● Task brief: Repeat each line word for word.

Data extracted from a collection
-- START --
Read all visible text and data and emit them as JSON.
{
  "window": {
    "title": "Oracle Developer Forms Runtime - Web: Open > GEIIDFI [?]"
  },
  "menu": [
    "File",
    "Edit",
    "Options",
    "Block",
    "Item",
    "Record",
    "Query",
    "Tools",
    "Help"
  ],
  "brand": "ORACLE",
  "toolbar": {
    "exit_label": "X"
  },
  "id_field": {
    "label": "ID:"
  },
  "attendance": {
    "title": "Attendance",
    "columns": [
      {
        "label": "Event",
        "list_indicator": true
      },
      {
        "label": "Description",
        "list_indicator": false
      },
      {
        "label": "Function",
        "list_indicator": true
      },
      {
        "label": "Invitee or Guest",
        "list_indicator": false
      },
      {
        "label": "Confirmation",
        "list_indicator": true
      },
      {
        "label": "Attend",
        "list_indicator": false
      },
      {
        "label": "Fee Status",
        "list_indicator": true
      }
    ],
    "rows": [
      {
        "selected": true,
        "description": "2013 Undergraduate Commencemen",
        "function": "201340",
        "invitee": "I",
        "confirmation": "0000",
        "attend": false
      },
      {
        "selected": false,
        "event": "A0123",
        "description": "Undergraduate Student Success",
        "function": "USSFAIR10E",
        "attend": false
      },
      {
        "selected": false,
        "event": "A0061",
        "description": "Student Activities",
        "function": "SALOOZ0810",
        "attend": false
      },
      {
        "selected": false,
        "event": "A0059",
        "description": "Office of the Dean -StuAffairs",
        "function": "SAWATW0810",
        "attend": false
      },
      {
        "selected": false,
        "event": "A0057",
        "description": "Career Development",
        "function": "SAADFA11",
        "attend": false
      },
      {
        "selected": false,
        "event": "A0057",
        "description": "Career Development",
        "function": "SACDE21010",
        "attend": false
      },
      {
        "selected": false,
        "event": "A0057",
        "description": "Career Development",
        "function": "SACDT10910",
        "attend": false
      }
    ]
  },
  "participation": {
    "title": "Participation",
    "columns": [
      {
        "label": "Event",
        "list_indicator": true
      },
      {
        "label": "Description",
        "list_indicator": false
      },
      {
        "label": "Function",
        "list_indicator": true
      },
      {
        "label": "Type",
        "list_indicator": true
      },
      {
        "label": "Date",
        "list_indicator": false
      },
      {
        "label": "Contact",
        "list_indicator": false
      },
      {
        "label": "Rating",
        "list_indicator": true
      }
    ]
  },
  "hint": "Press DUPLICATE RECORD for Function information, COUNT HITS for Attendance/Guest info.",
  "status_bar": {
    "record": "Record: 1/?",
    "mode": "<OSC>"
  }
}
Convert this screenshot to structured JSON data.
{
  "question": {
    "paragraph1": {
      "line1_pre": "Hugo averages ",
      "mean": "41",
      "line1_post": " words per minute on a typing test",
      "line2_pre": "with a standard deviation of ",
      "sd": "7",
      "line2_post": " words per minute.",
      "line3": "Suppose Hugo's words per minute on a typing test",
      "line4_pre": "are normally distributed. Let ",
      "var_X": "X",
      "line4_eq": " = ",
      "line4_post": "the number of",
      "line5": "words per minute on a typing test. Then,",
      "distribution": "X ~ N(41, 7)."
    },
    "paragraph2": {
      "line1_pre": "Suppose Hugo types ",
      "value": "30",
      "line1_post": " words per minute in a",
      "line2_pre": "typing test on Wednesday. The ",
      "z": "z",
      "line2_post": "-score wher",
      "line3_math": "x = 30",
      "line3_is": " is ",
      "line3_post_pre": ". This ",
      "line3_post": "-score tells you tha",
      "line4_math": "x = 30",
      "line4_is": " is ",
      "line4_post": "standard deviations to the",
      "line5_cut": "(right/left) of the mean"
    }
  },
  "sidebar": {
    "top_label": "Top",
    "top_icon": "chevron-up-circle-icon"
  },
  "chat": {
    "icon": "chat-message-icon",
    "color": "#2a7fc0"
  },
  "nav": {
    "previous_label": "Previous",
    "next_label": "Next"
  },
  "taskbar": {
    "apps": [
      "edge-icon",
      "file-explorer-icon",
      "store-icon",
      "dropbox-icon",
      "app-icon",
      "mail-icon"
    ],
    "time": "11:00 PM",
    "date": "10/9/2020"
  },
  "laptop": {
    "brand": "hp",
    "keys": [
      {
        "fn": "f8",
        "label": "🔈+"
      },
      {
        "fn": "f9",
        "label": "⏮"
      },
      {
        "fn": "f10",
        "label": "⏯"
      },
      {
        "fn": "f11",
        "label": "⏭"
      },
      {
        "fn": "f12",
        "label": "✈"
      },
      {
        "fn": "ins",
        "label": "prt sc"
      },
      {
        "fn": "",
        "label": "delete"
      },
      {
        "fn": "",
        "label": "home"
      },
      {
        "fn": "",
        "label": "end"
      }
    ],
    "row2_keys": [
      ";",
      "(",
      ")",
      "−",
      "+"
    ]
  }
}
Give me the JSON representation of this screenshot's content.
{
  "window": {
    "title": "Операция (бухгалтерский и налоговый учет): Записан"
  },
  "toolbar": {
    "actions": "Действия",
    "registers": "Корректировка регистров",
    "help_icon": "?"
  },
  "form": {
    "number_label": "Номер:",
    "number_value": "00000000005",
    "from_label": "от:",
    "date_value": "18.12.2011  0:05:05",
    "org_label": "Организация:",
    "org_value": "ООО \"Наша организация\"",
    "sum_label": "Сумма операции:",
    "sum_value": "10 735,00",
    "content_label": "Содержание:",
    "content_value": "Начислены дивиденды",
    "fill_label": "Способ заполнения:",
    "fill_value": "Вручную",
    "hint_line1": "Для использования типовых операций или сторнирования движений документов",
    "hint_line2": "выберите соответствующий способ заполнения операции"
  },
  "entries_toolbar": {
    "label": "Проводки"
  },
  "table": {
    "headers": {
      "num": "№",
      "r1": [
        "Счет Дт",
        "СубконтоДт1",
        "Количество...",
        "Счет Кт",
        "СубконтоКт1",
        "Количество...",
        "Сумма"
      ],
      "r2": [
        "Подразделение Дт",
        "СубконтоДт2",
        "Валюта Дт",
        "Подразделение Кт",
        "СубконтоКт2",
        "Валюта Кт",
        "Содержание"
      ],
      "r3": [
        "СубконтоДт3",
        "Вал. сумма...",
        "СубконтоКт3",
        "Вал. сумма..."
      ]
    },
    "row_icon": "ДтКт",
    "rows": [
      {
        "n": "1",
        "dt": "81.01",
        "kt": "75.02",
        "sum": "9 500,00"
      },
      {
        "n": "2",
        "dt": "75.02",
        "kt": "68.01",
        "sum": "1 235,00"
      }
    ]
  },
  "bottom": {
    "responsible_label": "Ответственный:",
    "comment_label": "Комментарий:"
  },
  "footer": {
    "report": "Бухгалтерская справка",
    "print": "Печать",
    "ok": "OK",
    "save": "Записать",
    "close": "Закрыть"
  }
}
-- END --
● Answer below:
Read all visible text and data and emit them as JSON.
{
  "window": {
    "title": "Oracle Developer Forms Runtime - Web: Open > GEIIDFI [?]"
  },
  "menu": [
    "File",
    "Edit",
    "Options",
    "Block",
    "Item",
    "Record",
    "Query",
    "Tools",
    "Help"
  ],
  "brand": "ORACLE",
  "toolbar": {
    "exit_label": "X"
  },
  "id_field": {
    "label": "ID:"
  },
  "attendance": {
    "title": "Attendance",
    "columns": [
      {
        "label": "Event",
        "list_indicator": true
      },
      {
        "label": "Description",
        "list_indicator": false
      },
      {
        "label": "Function",
        "list_indicator": true
      },
      {
        "label": "Invitee or Guest",
        "list_indicator": false
      },
      {
        "label": "Confirmation",
        "list_indicator": true
      },
      {
        "label": "Attend",
        "list_indicator": false
      },
      {
        "label": "Fee Status",
        "list_indicator": true
      }
    ],
    "rows": [
      {
        "selected": true,
        "description": "2013 Undergraduate Commencemen",
        "function": "201340",
        "invitee": "I",
        "confirmation": "0000",
        "attend": false
      },
      {
        "selected": false,
        "event": "A0123",
        "description": "Undergraduate Student Success",
        "function": "USSFAIR10E",
        "attend": false
      },
      {
        "selected": false,
        "event": "A0061",
        "description": "Student Activities",
        "function": "SALOOZ0810",
        "attend": false
      },
      {
        "selected": false,
        "event": "A0059",
        "description": "Office of the Dean -StuAffairs",
        "function": "SAWATW0810",
        "attend": false
      },
      {
        "selected": false,
        "event": "A0057",
        "description": "Career Development",
        "function": "SAADFA11",
        "attend": false
      },
      {
        "selected": false,
        "event": "A0057",
        "description": "Career Development",
        "function": "SACDE21010",
        "attend": false
      },
      {
        "selected": false,
        "event": "A0057",
        "description": "Career Development",
        "function": "SACDT10910",
        "attend": false
      }
    ]
  },
  "participation": {
    "title": "Participation",
    "columns": [
      {
        "label": "Event",
        "list_indicator": true
      },
      {
        "label": "Description",
        "list_indicator": false
      },
      {
        "label": "Function",
        "list_indicator": true
      },
      {
        "label": "Type",
        "list_indicator": true
      },
      {
        "label": "Date",
        "list_indicator": false
      },
      {
        "label": "Contact",
        "list_indicator": false
      },
      {
        "label": "Rating",
        "list_indicator": true
      }
    ]
  },
  "hint": "Press DUPLICATE RECORD for Function information, COUNT HITS for Attendance/Guest info.",
  "status_bar": {
    "record": "Record: 1/?",
    "mode": "<OSC>"
  }
}
Convert this screenshot to structured JSON data.
{
  "question": {
    "paragraph1": {
      "line1_pre": "Hugo averages ",
      "mean": "41",
      "line1_post": " words per minute on a typing test",
      "line2_pre": "with a standard deviation of ",
      "sd": "7",
      "line2_post": " words per minute.",
      "line3": "Suppose Hugo's words per minute on a typing test",
      "line4_pre": "are normally distributed. Let ",
      "var_X": "X",
      "line4_eq": " = ",
      "line4_post": "the number of",
      "line5": "words per minute on a typing test. Then,",
      "distribution": "X ~ N(41, 7)."
    },
    "paragraph2": {
      "line1_pre": "Suppose Hugo types ",
      "value": "30",
      "line1_post": " words per minute in a",
      "line2_pre": "typing test on Wednesday. The ",
      "z": "z",
      "line2_post": "-score wher",
      "line3_math": "x = 30",
      "line3_is": " is ",
      "line3_post_pre": ". This ",
      "line3_post": "-score tells you tha",
      "line4_math": "x = 30",
      "line4_is": " is ",
      "line4_post": "standard deviations to the",
      "line5_cut": "(right/left) of the mean"
    }
  },
  "sidebar": {
    "top_label": "Top",
    "top_icon": "chevron-up-circle-icon"
  },
  "chat": {
    "icon": "chat-message-icon",
    "color": "#2a7fc0"
  },
  "nav": {
    "previous_label": "Previous",
    "next_label": "Next"
  },
  "taskbar": {
    "apps": [
      "edge-icon",
      "file-explorer-icon",
      "store-icon",
      "dropbox-icon",
      "app-icon",
      "mail-icon"
    ],
    "time": "11:00 PM",
    "date": "10/9/2020"
  },
  "laptop": {
    "brand": "hp",
    "keys": [
      {
        "fn": "f8",
        "label": "🔈+"
      },
      {
        "fn": "f9",
        "label": "⏮"
      },
      {
        "fn": "f10",
        "label": "⏯"
      },
      {
        "fn": "f11",
        "label": "⏭"
      },
      {
        "fn": "f12",
        "label": "✈"
      },
      {
        "fn": "ins",
        "label": "prt sc"
      },
      {
        "fn": "",
        "label": "delete"
      },
      {
        "fn": "",
        "label": "home"
      },
      {
        "fn": "",
        "label": "end"
      }
    ],
    "row2_keys": [
      ";",
      "(",
      ")",
      "−",
      "+"
    ]
  }
}
Give me the JSON representation of this screenshot's content.
{
  "window": {
    "title": "Операция (бухгалтерский и налоговый учет): Записан"
  },
  "toolbar": {
    "actions": "Действия",
    "registers": "Корректировка регистров",
    "help_icon": "?"
  },
  "form": {
    "number_label": "Номер:",
    "number_value": "00000000005",
    "from_label": "от:",
    "date_value": "18.12.2011  0:05:05",
    "org_label": "Организация:",
    "org_value": "ООО \"Наша организация\"",
    "sum_label": "Сумма операции:",
    "sum_value": "10 735,00",
    "content_label": "Содержание:",
    "content_value": "Начислены дивиденды",
    "fill_label": "Способ заполнения:",
    "fill_value": "Вручную",
    "hint_line1": "Для использования типовых операций или сторнирования движений документов",
    "hint_line2": "выберите соответствующий способ заполнения операции"
  },
  "entries_toolbar": {
    "label": "Проводки"
  },
  "table": {
    "headers": {
      "num": "№",
      "r1": [
        "Счет Дт",
        "СубконтоДт1",
        "Количество...",
        "Счет Кт",
        "СубконтоКт1",
        "Количество...",
        "Сумма"
      ],
      "r2": [
        "Подразделение Дт",
        "СубконтоДт2",
        "Валюта Дт",
        "Подразделение Кт",
        "СубконтоКт2",
        "Валюта Кт",
        "Содержание"
      ],
      "r3": [
        "СубконтоДт3",
        "Вал. сумма...",
        "СубконтоКт3",
        "Вал. сумма..."
      ]
    },
    "row_icon": "ДтКт",
    "rows": [
      {
        "n": "1",
        "dt": "81.01",
        "kt": "75.02",
        "sum": "9 500,00"
      },
      {
        "n": "2",
        "dt": "75.02",
        "kt": "68.01",
        "sum": "1 235,00"
      }
    ]
  },
  "bottom": {
    "responsible_label": "Ответственный:",
    "comment_label": "Комментарий:"
  },
  "footer": {
    "report": "Бухгалтерская справка",
    "print": "Печать",
    "ok": "OK",
    "save": "Записать",
    "close": "Закрыть"
  }
}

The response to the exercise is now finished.